DATASET RECORDS =>
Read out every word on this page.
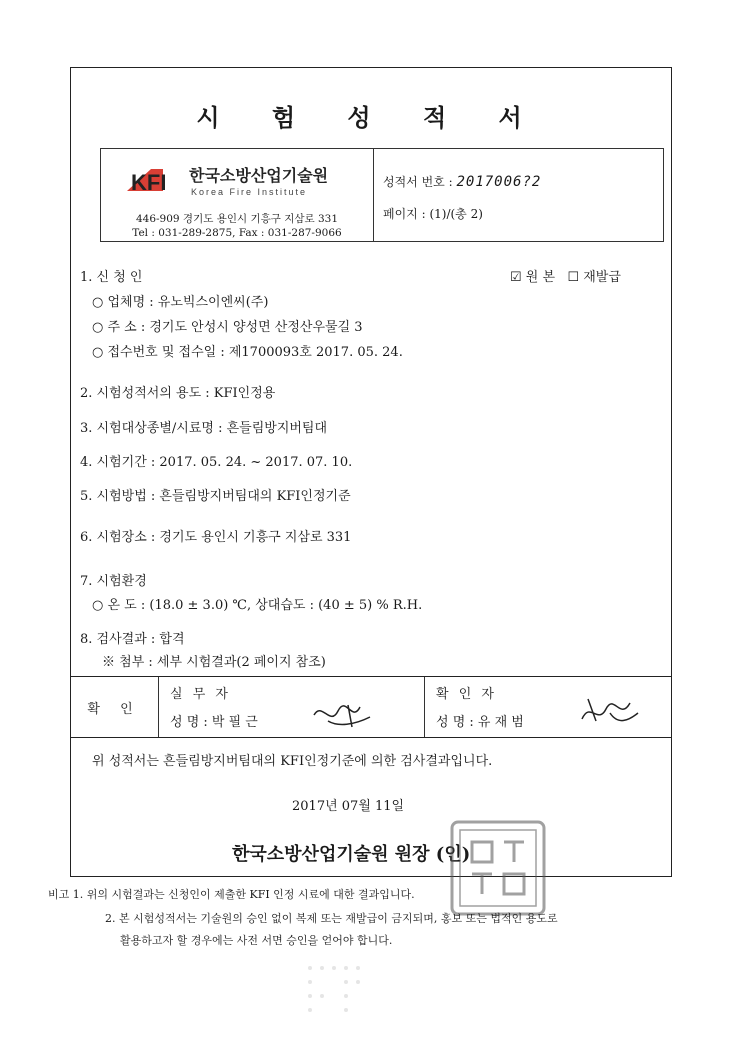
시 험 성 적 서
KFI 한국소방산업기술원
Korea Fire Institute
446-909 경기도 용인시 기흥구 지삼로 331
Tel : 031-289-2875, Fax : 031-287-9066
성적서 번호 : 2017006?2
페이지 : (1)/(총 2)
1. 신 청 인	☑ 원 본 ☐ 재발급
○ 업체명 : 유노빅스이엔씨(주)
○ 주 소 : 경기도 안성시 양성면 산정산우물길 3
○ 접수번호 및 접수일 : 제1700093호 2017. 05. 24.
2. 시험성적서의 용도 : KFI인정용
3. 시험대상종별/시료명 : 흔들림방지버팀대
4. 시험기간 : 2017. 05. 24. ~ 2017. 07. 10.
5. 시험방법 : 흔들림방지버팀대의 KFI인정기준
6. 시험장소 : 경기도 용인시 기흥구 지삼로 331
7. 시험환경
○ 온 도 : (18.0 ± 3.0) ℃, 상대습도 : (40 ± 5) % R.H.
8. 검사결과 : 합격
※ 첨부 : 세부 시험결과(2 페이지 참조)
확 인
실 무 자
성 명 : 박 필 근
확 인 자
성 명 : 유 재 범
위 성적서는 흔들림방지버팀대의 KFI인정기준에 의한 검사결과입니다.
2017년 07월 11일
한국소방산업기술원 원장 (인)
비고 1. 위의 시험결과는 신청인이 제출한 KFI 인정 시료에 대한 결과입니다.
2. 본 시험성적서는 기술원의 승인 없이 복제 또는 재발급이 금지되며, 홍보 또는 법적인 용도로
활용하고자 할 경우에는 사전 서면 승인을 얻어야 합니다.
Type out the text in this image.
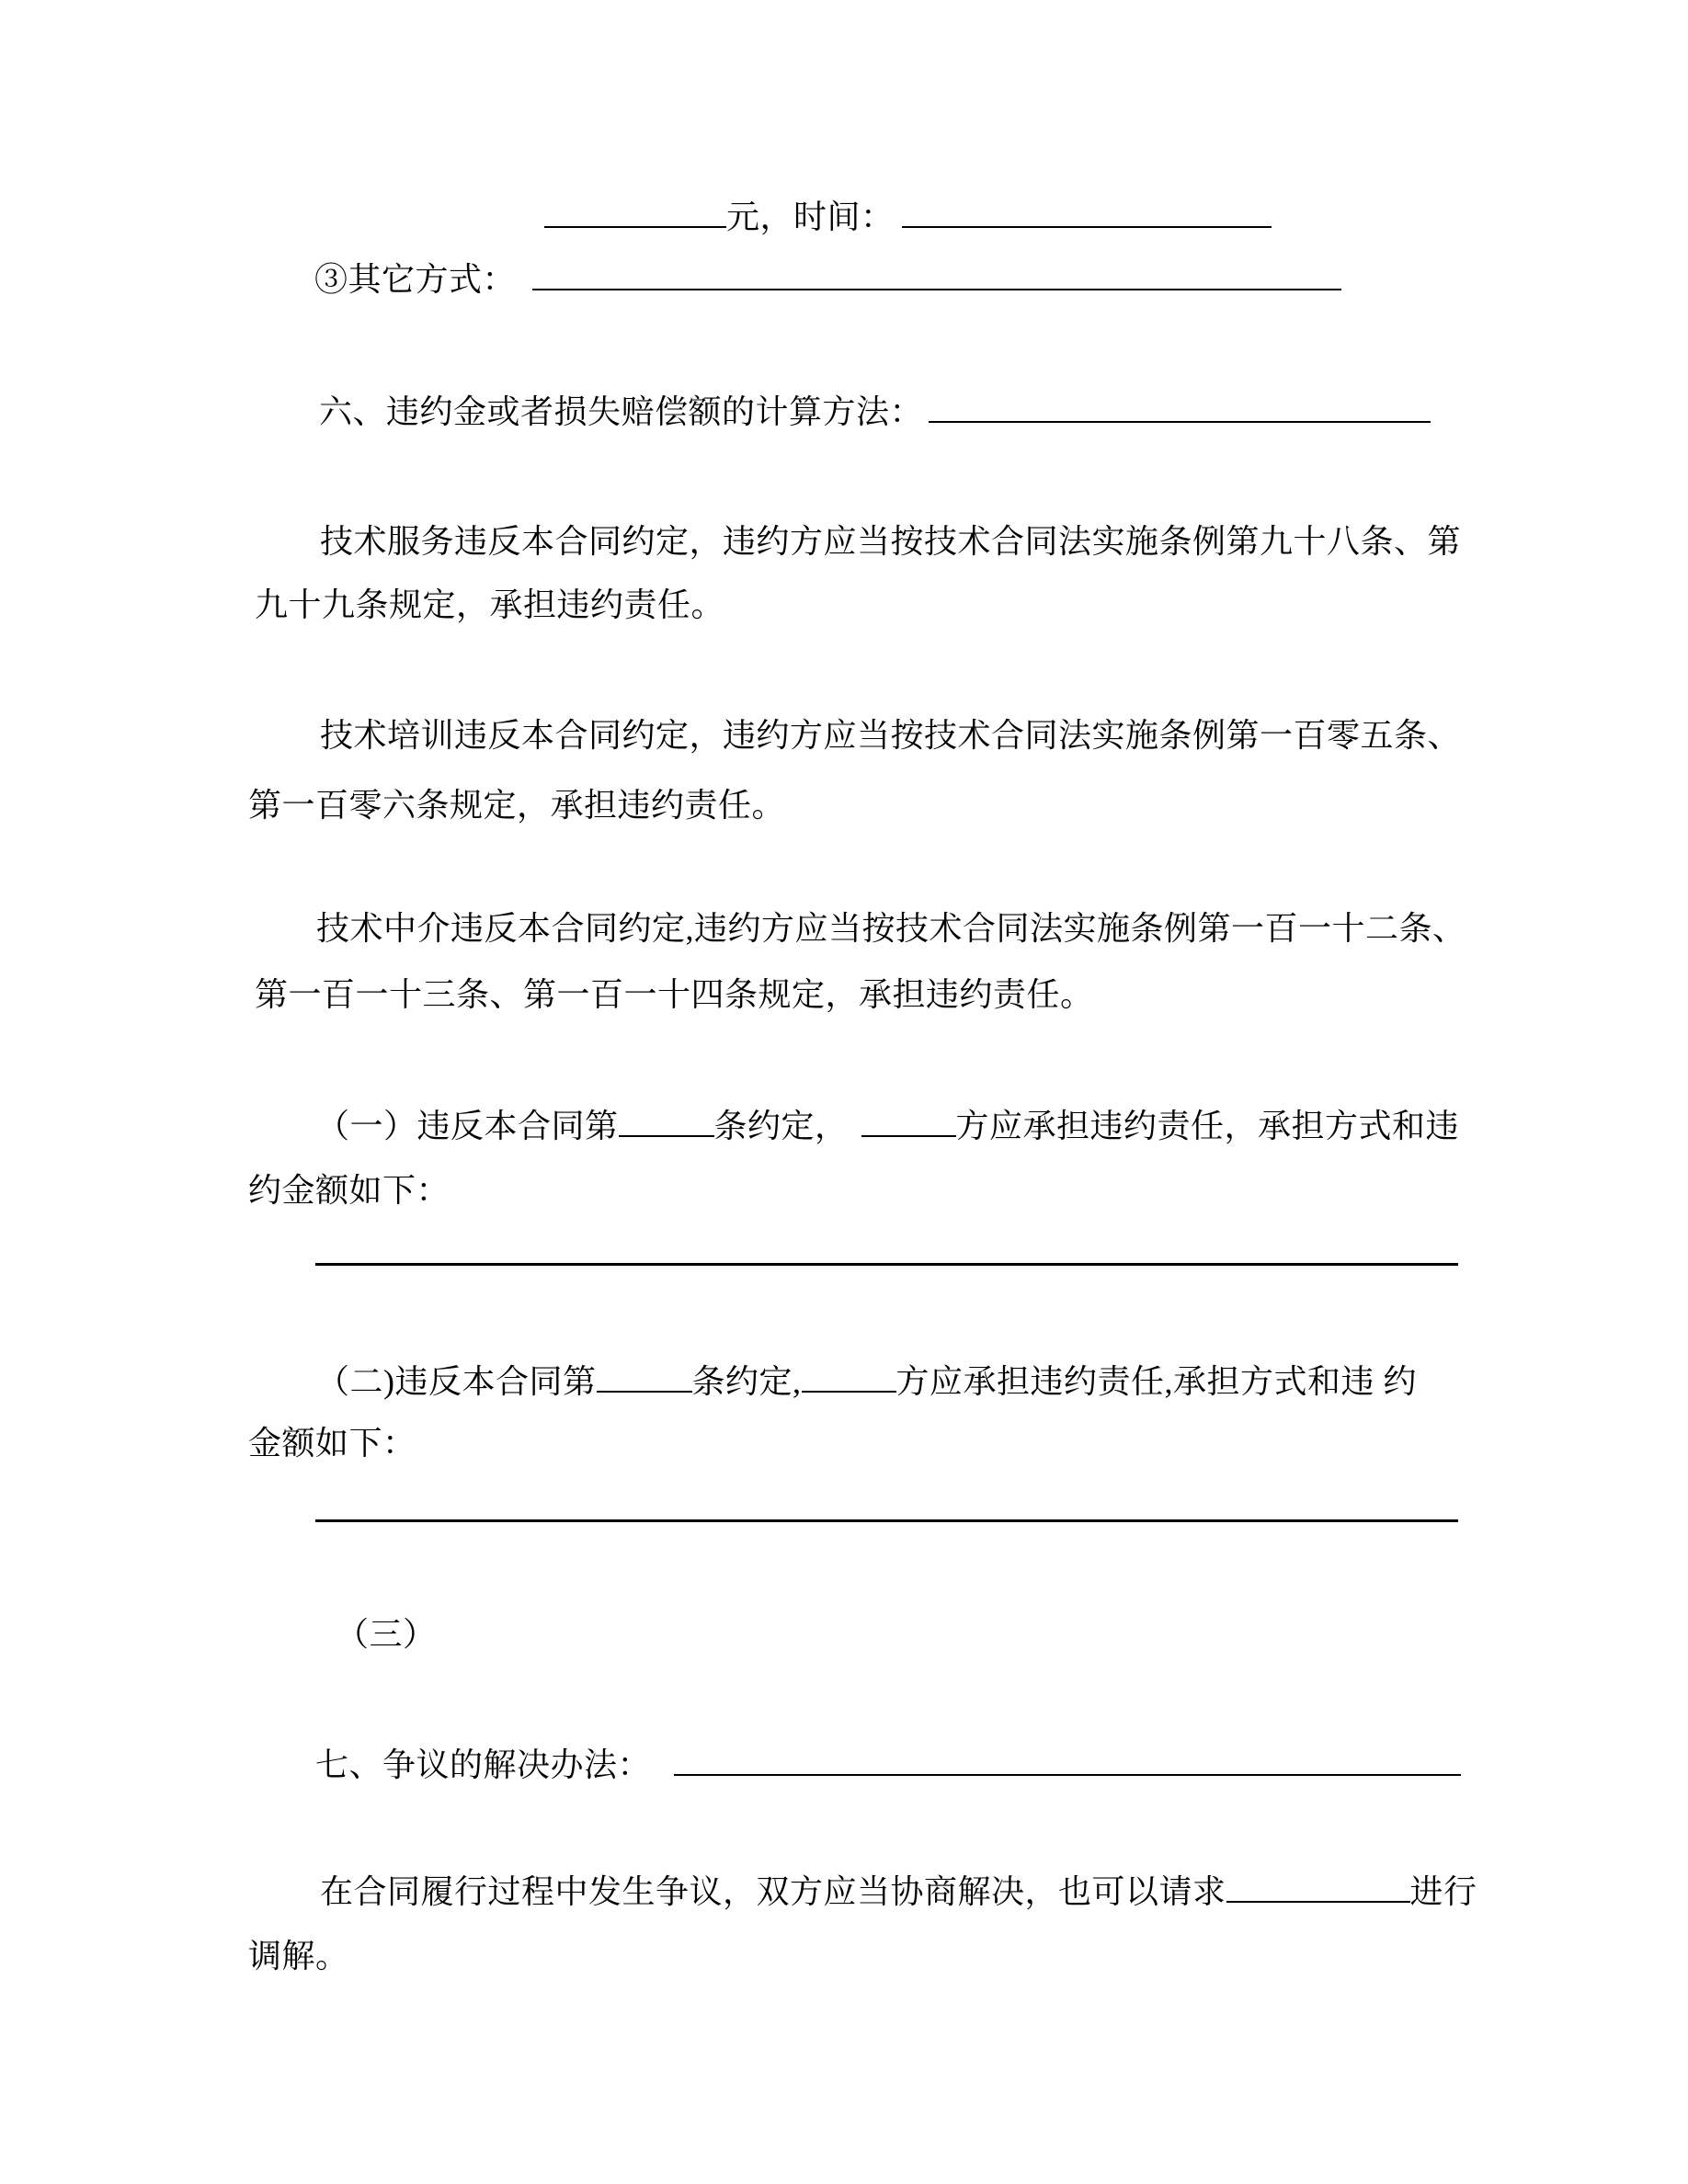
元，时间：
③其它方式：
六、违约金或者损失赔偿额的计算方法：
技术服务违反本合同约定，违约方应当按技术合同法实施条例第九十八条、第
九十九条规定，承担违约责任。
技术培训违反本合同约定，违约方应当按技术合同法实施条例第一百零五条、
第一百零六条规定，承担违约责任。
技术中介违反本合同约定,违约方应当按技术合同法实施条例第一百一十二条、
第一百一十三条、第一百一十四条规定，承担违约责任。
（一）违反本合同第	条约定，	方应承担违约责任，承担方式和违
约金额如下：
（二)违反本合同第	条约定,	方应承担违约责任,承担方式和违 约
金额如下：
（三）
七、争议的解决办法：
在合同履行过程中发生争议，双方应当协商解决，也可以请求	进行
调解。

WHAT TO WORK ON =>
From the records above, pull out every line containing the word "方应承担违约责任".

RESPONSE BELOW =>
（一）违反本合同第	条约定，	方应承担违约责任，承担方式和违
（二)违反本合同第	条约定,	方应承担违约责任,承担方式和违 约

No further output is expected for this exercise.